• [What you are asked to do]:
Filter out everything except lines holding "thumbs".

• [Data to process]:
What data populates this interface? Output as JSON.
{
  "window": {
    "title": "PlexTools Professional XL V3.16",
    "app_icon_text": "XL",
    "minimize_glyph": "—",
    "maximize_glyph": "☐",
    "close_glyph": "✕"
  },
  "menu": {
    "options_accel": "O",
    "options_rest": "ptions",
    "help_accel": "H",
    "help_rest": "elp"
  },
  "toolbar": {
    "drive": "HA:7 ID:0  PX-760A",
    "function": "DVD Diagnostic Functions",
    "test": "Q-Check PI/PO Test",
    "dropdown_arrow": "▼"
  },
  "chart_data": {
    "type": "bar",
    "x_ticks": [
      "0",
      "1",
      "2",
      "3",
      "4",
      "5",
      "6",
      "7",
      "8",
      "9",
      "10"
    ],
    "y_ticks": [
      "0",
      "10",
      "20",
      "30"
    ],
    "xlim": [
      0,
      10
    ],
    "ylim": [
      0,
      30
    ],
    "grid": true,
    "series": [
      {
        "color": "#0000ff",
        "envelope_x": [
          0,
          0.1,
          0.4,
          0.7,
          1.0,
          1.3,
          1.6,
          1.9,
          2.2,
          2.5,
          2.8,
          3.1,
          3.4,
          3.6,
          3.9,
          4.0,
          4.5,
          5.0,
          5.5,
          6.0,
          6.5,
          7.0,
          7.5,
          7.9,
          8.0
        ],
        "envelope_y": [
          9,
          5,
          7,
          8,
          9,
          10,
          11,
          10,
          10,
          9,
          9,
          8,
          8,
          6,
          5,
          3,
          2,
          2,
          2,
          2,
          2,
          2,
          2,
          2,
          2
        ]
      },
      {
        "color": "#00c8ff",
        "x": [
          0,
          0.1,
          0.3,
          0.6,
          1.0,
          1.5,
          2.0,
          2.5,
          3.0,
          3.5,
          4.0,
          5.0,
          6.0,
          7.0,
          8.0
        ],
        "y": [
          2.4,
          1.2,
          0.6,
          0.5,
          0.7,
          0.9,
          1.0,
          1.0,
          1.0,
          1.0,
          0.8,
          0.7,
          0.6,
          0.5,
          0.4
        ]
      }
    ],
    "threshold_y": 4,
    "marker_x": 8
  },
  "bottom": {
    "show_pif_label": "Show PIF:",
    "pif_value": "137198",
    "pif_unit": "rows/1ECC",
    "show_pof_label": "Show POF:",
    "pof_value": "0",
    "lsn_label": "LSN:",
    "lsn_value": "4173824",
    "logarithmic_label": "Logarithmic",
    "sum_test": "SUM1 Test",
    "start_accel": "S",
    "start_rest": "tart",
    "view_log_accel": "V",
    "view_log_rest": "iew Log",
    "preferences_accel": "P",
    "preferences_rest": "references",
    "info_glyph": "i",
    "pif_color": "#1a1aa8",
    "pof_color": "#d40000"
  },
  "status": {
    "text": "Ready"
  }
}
...
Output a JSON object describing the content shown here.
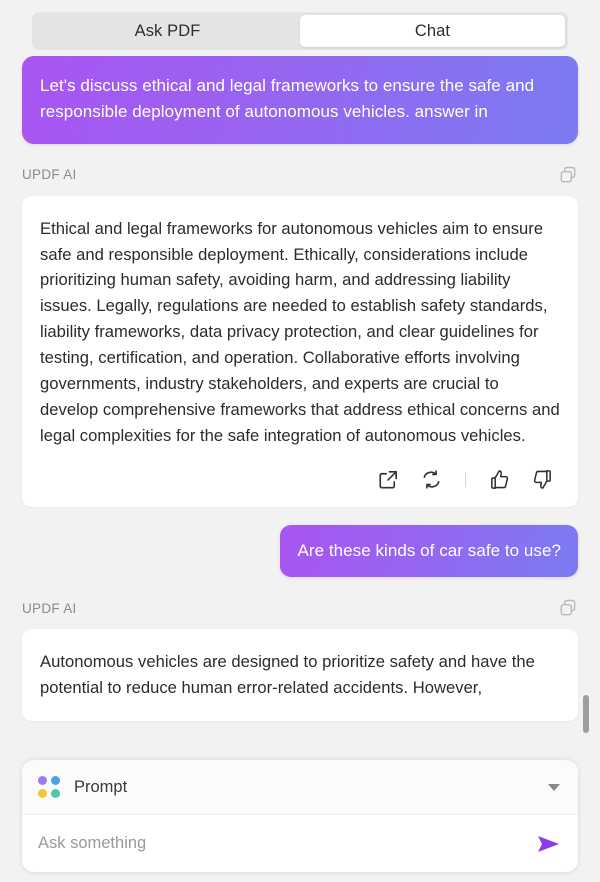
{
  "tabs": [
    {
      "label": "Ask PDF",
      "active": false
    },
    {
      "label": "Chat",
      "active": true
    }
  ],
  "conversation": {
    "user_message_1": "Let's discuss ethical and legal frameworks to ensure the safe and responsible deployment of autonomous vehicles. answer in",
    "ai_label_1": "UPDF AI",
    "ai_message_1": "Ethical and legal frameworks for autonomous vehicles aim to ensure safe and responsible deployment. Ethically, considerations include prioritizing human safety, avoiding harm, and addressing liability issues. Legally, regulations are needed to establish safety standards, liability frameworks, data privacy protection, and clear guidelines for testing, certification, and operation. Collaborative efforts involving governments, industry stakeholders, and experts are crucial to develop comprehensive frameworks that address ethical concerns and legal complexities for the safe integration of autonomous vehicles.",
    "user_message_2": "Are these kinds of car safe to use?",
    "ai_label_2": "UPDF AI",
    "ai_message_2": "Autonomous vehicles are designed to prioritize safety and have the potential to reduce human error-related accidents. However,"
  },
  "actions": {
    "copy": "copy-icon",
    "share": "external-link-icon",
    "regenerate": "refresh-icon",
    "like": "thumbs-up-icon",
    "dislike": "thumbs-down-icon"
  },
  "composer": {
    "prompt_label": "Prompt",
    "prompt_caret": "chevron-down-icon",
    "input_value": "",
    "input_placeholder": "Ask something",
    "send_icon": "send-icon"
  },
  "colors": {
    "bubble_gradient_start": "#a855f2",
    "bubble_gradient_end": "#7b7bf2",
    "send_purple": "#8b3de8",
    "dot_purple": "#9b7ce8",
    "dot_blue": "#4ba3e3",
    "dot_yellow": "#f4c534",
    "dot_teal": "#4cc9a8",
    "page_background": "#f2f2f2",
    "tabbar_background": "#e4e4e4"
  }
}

• [Complete answer]:
    "like": "thumbs-up-icon",
    "dislike": "thumbs-down-icon"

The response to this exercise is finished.